**Prompt**
Return each of the entries below word for word.

[Collection entries]
++++++++

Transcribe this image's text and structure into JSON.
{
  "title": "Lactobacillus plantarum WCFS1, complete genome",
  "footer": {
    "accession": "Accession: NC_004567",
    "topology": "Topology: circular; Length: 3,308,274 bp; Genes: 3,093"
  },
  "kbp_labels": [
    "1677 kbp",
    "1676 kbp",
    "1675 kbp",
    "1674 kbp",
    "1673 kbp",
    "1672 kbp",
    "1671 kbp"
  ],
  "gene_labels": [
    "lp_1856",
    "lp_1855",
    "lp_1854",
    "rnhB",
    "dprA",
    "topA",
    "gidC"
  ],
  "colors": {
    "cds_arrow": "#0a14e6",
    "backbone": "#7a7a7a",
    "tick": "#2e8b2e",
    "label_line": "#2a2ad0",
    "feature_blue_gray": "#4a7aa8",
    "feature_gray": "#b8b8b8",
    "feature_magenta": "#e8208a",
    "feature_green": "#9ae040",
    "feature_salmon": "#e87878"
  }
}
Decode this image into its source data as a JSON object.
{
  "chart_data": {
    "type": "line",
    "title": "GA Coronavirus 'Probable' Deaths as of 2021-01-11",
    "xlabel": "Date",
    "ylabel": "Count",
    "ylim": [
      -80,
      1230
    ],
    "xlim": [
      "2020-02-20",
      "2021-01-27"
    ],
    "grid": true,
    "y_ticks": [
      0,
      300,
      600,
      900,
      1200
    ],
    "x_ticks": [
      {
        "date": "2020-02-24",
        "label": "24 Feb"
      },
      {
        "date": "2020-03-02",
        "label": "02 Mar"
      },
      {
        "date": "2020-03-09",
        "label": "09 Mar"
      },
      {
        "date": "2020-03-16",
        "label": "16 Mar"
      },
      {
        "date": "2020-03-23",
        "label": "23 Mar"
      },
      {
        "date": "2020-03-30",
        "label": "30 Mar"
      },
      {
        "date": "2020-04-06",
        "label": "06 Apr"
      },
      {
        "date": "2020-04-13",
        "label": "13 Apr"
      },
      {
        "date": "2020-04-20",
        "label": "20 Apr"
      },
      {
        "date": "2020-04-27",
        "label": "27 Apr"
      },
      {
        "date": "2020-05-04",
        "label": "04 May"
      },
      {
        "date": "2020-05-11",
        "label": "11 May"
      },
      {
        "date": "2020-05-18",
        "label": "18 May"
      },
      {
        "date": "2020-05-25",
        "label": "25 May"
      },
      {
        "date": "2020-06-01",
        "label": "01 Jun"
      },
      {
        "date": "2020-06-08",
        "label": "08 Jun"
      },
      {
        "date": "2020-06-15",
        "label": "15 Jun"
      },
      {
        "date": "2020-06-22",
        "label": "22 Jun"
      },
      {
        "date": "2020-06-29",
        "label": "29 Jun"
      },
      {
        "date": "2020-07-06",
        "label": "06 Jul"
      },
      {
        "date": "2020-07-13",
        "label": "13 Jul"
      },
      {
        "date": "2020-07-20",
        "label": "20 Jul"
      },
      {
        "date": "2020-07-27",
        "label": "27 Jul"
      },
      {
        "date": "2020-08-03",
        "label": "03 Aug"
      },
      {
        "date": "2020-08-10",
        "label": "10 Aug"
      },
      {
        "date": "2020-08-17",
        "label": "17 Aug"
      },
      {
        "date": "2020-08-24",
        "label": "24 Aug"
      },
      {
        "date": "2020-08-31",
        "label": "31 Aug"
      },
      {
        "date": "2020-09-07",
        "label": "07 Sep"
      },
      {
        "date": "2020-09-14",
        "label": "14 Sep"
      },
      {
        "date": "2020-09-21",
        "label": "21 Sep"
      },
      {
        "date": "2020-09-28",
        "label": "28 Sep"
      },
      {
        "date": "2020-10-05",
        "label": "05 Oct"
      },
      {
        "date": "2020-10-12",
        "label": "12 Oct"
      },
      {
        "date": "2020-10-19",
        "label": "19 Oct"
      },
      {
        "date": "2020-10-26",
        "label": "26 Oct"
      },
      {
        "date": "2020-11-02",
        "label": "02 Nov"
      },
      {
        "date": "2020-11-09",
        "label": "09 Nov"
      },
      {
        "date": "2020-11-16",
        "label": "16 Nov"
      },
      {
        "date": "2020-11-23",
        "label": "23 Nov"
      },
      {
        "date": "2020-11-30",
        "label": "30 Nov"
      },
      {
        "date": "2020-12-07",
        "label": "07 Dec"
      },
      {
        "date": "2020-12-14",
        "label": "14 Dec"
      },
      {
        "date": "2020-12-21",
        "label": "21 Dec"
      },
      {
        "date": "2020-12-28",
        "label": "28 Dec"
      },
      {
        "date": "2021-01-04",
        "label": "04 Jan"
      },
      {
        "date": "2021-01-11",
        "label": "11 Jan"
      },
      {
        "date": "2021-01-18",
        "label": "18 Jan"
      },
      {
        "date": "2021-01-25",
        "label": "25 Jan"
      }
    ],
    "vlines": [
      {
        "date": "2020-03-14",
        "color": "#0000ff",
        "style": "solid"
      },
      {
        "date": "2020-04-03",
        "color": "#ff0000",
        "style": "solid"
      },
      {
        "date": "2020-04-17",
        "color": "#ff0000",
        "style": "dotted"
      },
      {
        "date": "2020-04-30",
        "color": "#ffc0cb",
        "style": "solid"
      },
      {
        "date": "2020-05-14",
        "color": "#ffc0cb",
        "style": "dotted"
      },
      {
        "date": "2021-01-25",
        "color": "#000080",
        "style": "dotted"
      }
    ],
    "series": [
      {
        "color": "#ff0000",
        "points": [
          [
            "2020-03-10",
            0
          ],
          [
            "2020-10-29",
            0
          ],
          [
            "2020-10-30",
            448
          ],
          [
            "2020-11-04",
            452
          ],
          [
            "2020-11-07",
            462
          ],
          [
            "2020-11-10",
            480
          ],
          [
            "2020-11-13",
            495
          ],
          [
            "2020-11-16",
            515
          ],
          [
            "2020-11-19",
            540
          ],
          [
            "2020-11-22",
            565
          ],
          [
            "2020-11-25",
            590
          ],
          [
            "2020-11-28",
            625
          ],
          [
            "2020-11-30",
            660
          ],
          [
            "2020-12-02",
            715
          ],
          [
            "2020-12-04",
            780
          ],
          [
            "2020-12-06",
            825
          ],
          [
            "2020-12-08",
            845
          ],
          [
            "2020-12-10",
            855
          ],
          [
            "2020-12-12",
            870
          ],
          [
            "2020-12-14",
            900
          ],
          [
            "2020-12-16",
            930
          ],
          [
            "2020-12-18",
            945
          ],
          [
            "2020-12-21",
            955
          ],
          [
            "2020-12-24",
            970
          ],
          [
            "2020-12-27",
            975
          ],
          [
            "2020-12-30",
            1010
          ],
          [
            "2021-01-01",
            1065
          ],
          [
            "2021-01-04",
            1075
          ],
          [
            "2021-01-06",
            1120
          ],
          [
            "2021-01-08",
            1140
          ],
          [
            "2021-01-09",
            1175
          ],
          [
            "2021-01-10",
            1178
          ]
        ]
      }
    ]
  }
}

++++++++

**Response below**
Transcribe this image's text and structure into JSON.
{
  "title": "Lactobacillus plantarum WCFS1, complete genome",
  "footer": {
    "accession": "Accession: NC_004567",
    "topology": "Topology: circular; Length: 3,308,274 bp; Genes: 3,093"
  },
  "kbp_labels": [
    "1677 kbp",
    "1676 kbp",
    "1675 kbp",
    "1674 kbp",
    "1673 kbp",
    "1672 kbp",
    "1671 kbp"
  ],
  "gene_labels": [
    "lp_1856",
    "lp_1855",
    "lp_1854",
    "rnhB",
    "dprA",
    "topA",
    "gidC"
  ],
  "colors": {
    "cds_arrow": "#0a14e6",
    "backbone": "#7a7a7a",
    "tick": "#2e8b2e",
    "label_line": "#2a2ad0",
    "feature_blue_gray": "#4a7aa8",
    "feature_gray": "#b8b8b8",
    "feature_magenta": "#e8208a",
    "feature_green": "#9ae040",
    "feature_salmon": "#e87878"
  }
}
Decode this image into its source data as a JSON object.
{
  "chart_data": {
    "type": "line",
    "title": "GA Coronavirus 'Probable' Deaths as of 2021-01-11",
    "xlabel": "Date",
    "ylabel": "Count",
    "ylim": [
      -80,
      1230
    ],
    "xlim": [
      "2020-02-20",
      "2021-01-27"
    ],
    "grid": true,
    "y_ticks": [
      0,
      300,
      600,
      900,
      1200
    ],
    "x_ticks": [
      {
        "date": "2020-02-24",
        "label": "24 Feb"
      },
      {
        "date": "2020-03-02",
        "label": "02 Mar"
      },
      {
        "date": "2020-03-09",
        "label": "09 Mar"
      },
      {
        "date": "2020-03-16",
        "label": "16 Mar"
      },
      {
        "date": "2020-03-23",
        "label": "23 Mar"
      },
      {
        "date": "2020-03-30",
        "label": "30 Mar"
      },
      {
        "date": "2020-04-06",
        "label": "06 Apr"
      },
      {
        "date": "2020-04-13",
        "label": "13 Apr"
      },
      {
        "date": "2020-04-20",
        "label": "20 Apr"
      },
      {
        "date": "2020-04-27",
        "label": "27 Apr"
      },
      {
        "date": "2020-05-04",
        "label": "04 May"
      },
      {
        "date": "2020-05-11",
        "label": "11 May"
      },
      {
        "date": "2020-05-18",
        "label": "18 May"
      },
      {
        "date": "2020-05-25",
        "label": "25 May"
      },
      {
        "date": "2020-06-01",
        "label": "01 Jun"
      },
      {
        "date": "2020-06-08",
        "label": "08 Jun"
      },
      {
        "date": "2020-06-15",
        "label": "15 Jun"
      },
      {
        "date": "2020-06-22",
        "label": "22 Jun"
      },
      {
        "date": "2020-06-29",
        "label": "29 Jun"
      },
      {
        "date": "2020-07-06",
        "label": "06 Jul"
      },
      {
        "date": "2020-07-13",
        "label": "13 Jul"
      },
      {
        "date": "2020-07-20",
        "label": "20 Jul"
      },
      {
        "date": "2020-07-27",
        "label": "27 Jul"
      },
      {
        "date": "2020-08-03",
        "label": "03 Aug"
      },
      {
        "date": "2020-08-10",
        "label": "10 Aug"
      },
      {
        "date": "2020-08-17",
        "label": "17 Aug"
      },
      {
        "date": "2020-08-24",
        "label": "24 Aug"
      },
      {
        "date": "2020-08-31",
        "label": "31 Aug"
      },
      {
        "date": "2020-09-07",
        "label": "07 Sep"
      },
      {
        "date": "2020-09-14",
        "label": "14 Sep"
      },
      {
        "date": "2020-09-21",
        "label": "21 Sep"
      },
      {
        "date": "2020-09-28",
        "label": "28 Sep"
      },
      {
        "date": "2020-10-05",
        "label": "05 Oct"
      },
      {
        "date": "2020-10-12",
        "label": "12 Oct"
      },
      {
        "date": "2020-10-19",
        "label": "19 Oct"
      },
      {
        "date": "2020-10-26",
        "label": "26 Oct"
      },
      {
        "date": "2020-11-02",
        "label": "02 Nov"
      },
      {
        "date": "2020-11-09",
        "label": "09 Nov"
      },
      {
        "date": "2020-11-16",
        "label": "16 Nov"
      },
      {
        "date": "2020-11-23",
        "label": "23 Nov"
      },
      {
        "date": "2020-11-30",
        "label": "30 Nov"
      },
      {
        "date": "2020-12-07",
        "label": "07 Dec"
      },
      {
        "date": "2020-12-14",
        "label": "14 Dec"
      },
      {
        "date": "2020-12-21",
        "label": "21 Dec"
      },
      {
        "date": "2020-12-28",
        "label": "28 Dec"
      },
      {
        "date": "2021-01-04",
        "label": "04 Jan"
      },
      {
        "date": "2021-01-11",
        "label": "11 Jan"
      },
      {
        "date": "2021-01-18",
        "label": "18 Jan"
      },
      {
        "date": "2021-01-25",
        "label": "25 Jan"
      }
    ],
    "vlines": [
      {
        "date": "2020-03-14",
        "color": "#0000ff",
        "style": "solid"
      },
      {
        "date": "2020-04-03",
        "color": "#ff0000",
        "style": "solid"
      },
      {
        "date": "2020-04-17",
        "color": "#ff0000",
        "style": "dotted"
      },
      {
        "date": "2020-04-30",
        "color": "#ffc0cb",
        "style": "solid"
      },
      {
        "date": "2020-05-14",
        "color": "#ffc0cb",
        "style": "dotted"
      },
      {
        "date": "2021-01-25",
        "color": "#000080",
        "style": "dotted"
      }
    ],
    "series": [
      {
        "color": "#ff0000",
        "points": [
          [
            "2020-03-10",
            0
          ],
          [
            "2020-10-29",
            0
          ],
          [
            "2020-10-30",
            448
          ],
          [
            "2020-11-04",
            452
          ],
          [
            "2020-11-07",
            462
          ],
          [
            "2020-11-10",
            480
          ],
          [
            "2020-11-13",
            495
          ],
          [
            "2020-11-16",
            515
          ],
          [
            "2020-11-19",
            540
          ],
          [
            "2020-11-22",
            565
          ],
          [
            "2020-11-25",
            590
          ],
          [
            "2020-11-28",
            625
          ],
          [
            "2020-11-30",
            660
          ],
          [
            "2020-12-02",
            715
          ],
          [
            "2020-12-04",
            780
          ],
          [
            "2020-12-06",
            825
          ],
          [
            "2020-12-08",
            845
          ],
          [
            "2020-12-10",
            855
          ],
          [
            "2020-12-12",
            870
          ],
          [
            "2020-12-14",
            900
          ],
          [
            "2020-12-16",
            930
          ],
          [
            "2020-12-18",
            945
          ],
          [
            "2020-12-21",
            955
          ],
          [
            "2020-12-24",
            970
          ],
          [
            "2020-12-27",
            975
          ],
          [
            "2020-12-30",
            1010
          ],
          [
            "2021-01-01",
            1065
          ],
          [
            "2021-01-04",
            1075
          ],
          [
            "2021-01-06",
            1120
          ],
          [
            "2021-01-08",
            1140
          ],
          [
            "2021-01-09",
            1175
          ],
          [
            "2021-01-10",
            1178
          ]
        ]
      }
    ]
  }
}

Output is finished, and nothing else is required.